TEXT EXTRACT:
[start]

This notion of buying nothing but a visual representation is really no
more strange than paying an extra dollar or two for a certain logo
printed on a T-shirt. As a There executive explained: "If the way I
dress is part of how I define myself in the real world, and I make style
choices and brand choices based on that, it's a logical transition to do
those same things in this virtual world."34 There.com, the company
behind There, is so serious about the creation of the parallel There
economy that it consults an economist for advice on monetary and fiscal
policy.35

Even where the creator of the virtual world does not facilitate markets
for virtual goods, the residents may take it upon themselves to do
so. For instance, if one spends enough time in virtual worlds, one can
accumulate property that other people value: virtual castles, swords,
silk sashes, and even one's own avatar. By listing a well-developed
avatar and its virtual castle on eBay, you can convert your virtual
asset from a virtual value to real U.S. dollars.36 In fact, these
transfers happen so often that one can calculate an exchange rate
between virtual- and real-world currencies.37

Simply put, the real and the virtual overlap from an economic
perspective. For better or for worse, it is now possible to work in a
fantasy world to pay rent in reality.38 The process differs little from,
say, a Filipino overseas contract worker who works in another country
for a period and sends money back to the Philippines. The implication is
that some day people will walk their well-dressed avatars to virtual
offices, where they, through their avatars, will labor to convince other
avatars to cough up real cash for virtual goods. One obvious question
that emerges from these transactions is how to deal with the
jurisdictional issues presented by the disputes that will inevitably
arise over virtual assets and transactions. It is unclear how existing
property rules apply to such virtual rights and properties.39

A third reason for exploring the laws of virtual worlds is that they
provide a parallel alternative to existing legal systems, where new
forms of social regulation can be explored. This point was made several
years ago by Professor Jennifer Mnookin in her discussion of the virtual
world of LambdaMOO. As Mnookin observed in regard to LambdaMOO's
emerging legal system, "[V]irtual communities like LambdaMOO, odd
hybrids between games and worlds, simulations and society, may prove to
be spaces for institutional reimagining, for questioning and reshaping
conceptions of self, politics, and law."40 The same arguments Mnookin
applied to LambdaMOO apply to the far more prevalent phenomenon of
today's virtual worlds, which have progressed far beyond the small
communities and textual interface of early virtual worlds like
LambdaMOO. The laws of virtual worlds, where hundreds of thousands of
individuals interact and form social bonds, can provide researchers with
interesting insights into the emergence of law within new societies that
exist purely through the medium of computer software.41

One might respond that the laws of virtual worlds are not really laws at
all, but merely something law-like. Orin Kerr recently made this point
in arguing against Lawrence Lessig's well-known "Code Is Law" thesis:

     Saying that the power of code is akin to the power of law is simply
     too loose a use of the word "law" to be helpful. If code is law to
     an Internet user, then a sports referee's calls are law to an
     athlete, and Steven Spielberg's decisions about how to shoot a
     movie are law to a movie viewer.42

Of course, there are differences between federal laws and the rules of
games or the writing of computer software. Some may wish to define "law"

[end]

RECORD EXCERPTS:
[start]

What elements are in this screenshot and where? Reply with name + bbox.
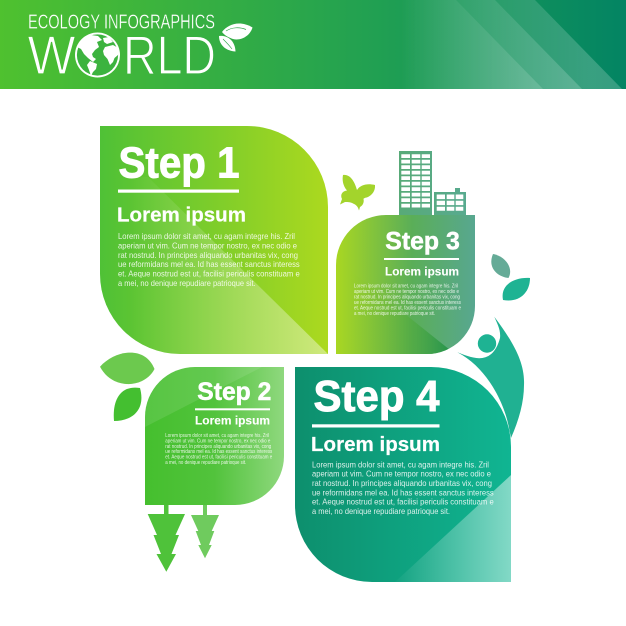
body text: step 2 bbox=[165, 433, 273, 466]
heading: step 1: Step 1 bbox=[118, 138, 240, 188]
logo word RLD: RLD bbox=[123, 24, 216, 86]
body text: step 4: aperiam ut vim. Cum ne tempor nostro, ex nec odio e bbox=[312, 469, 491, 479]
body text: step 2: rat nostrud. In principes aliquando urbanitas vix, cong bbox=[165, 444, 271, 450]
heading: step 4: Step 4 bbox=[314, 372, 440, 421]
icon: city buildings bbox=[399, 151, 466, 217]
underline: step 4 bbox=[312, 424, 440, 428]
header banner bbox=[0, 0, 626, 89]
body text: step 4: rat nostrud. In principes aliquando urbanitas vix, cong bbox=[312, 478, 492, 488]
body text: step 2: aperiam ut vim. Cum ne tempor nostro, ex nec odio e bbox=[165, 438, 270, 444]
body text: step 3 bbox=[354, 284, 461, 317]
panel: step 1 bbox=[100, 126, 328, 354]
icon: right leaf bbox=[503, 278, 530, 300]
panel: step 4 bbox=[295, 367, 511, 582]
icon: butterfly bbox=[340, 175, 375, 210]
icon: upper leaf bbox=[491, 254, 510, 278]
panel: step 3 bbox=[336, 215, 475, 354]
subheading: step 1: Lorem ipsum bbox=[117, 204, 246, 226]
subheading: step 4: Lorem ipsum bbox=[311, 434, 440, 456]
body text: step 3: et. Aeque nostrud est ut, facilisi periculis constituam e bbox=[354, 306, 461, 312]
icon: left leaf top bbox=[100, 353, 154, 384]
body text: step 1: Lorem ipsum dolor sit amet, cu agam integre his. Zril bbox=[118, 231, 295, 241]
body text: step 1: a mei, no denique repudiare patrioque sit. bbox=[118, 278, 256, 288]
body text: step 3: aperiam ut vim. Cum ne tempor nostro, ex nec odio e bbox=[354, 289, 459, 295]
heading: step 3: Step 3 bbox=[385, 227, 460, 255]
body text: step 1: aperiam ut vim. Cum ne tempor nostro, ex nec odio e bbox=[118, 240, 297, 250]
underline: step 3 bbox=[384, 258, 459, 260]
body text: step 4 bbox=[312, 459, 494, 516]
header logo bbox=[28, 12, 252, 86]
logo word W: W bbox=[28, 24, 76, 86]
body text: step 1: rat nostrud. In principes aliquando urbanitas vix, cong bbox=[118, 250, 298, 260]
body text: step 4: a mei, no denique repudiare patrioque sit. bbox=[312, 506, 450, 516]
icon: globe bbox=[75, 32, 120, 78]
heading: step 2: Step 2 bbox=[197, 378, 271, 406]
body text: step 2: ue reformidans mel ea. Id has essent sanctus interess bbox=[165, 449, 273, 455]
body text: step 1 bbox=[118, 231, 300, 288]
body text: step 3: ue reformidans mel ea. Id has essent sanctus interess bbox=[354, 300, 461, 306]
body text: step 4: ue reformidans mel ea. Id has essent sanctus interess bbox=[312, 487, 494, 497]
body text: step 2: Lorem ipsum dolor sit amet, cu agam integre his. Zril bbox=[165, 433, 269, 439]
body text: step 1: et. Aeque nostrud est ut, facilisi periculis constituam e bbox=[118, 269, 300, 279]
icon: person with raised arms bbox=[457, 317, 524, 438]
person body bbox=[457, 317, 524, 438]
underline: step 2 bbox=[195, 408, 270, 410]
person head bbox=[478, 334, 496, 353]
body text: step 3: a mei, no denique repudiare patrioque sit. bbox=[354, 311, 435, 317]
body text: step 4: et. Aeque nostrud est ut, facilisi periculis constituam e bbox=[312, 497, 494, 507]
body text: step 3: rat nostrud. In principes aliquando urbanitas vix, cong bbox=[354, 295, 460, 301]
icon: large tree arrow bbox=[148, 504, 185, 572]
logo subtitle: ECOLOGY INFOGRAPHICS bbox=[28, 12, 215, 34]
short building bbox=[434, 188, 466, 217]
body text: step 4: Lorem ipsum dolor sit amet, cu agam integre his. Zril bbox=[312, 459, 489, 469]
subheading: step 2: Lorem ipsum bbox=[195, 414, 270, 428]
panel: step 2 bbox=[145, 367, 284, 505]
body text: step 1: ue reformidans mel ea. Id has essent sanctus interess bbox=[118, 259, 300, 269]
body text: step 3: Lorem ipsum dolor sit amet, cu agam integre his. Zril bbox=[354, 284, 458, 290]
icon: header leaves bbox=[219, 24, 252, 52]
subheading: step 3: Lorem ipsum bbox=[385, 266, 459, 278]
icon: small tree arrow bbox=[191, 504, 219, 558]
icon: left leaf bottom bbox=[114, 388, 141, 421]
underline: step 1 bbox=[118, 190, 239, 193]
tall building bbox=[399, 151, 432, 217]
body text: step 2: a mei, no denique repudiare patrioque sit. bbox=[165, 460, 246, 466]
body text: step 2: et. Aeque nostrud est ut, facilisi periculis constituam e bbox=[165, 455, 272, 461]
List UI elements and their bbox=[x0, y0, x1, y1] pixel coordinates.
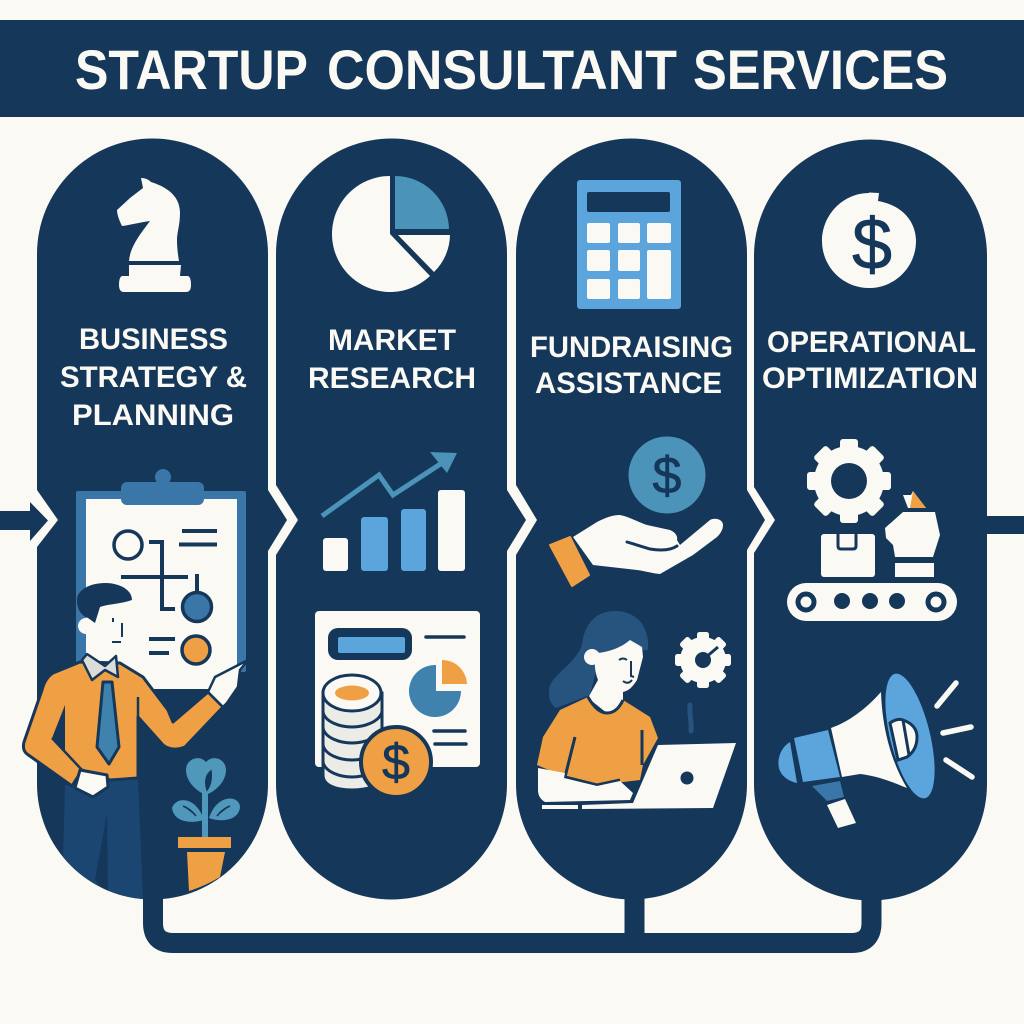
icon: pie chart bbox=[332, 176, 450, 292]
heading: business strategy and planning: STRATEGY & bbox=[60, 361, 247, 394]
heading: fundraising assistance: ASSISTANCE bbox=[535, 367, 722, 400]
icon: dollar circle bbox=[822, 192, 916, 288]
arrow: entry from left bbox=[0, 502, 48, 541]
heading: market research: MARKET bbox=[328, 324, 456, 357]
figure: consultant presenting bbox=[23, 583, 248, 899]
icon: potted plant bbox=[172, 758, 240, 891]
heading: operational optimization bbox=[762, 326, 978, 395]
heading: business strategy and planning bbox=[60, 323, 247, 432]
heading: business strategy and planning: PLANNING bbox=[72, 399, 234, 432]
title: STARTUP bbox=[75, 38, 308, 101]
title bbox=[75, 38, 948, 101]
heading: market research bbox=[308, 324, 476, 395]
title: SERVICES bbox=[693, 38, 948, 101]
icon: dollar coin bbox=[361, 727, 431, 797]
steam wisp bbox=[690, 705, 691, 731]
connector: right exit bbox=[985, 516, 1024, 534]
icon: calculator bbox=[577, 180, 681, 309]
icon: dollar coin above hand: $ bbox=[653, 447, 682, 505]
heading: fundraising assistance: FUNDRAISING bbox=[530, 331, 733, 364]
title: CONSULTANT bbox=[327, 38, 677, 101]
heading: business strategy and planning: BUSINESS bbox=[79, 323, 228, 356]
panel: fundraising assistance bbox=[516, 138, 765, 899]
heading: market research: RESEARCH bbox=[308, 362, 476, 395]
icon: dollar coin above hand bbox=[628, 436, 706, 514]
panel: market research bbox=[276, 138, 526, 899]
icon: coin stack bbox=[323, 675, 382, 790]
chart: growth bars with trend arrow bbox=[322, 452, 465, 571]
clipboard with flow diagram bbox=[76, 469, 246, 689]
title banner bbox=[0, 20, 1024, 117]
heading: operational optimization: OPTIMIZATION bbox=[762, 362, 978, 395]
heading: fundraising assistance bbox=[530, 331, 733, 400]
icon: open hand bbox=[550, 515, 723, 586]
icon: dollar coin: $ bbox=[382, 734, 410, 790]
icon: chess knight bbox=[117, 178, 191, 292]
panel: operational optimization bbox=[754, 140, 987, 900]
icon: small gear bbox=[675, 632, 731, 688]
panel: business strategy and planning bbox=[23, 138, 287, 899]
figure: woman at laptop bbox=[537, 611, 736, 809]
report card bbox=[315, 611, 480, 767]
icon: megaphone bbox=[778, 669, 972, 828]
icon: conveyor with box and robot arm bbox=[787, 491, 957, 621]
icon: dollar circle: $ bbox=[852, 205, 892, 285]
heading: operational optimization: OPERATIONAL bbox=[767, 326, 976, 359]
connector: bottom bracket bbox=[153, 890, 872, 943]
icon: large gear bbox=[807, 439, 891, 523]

[end]

WHAT THE TASK ASKS:
Condense the paragraph of the virtual-worlds text that begins "Even where the creator of the virtual world" into two sentences, keeping its main facts.

TASK ANSWER:
Residents may create markets for virtual goods even when a virtual world's creator does not, since enough time in these worlds lets a person accumulate property others value, such as castles, swords, silk sashes, and avatars. Selling a well-developed avatar and its castle on eBay turns virtual value into real U.S. dollars, and such sales are frequent enough that an exchange rate between virtual and real currencies can be calculated.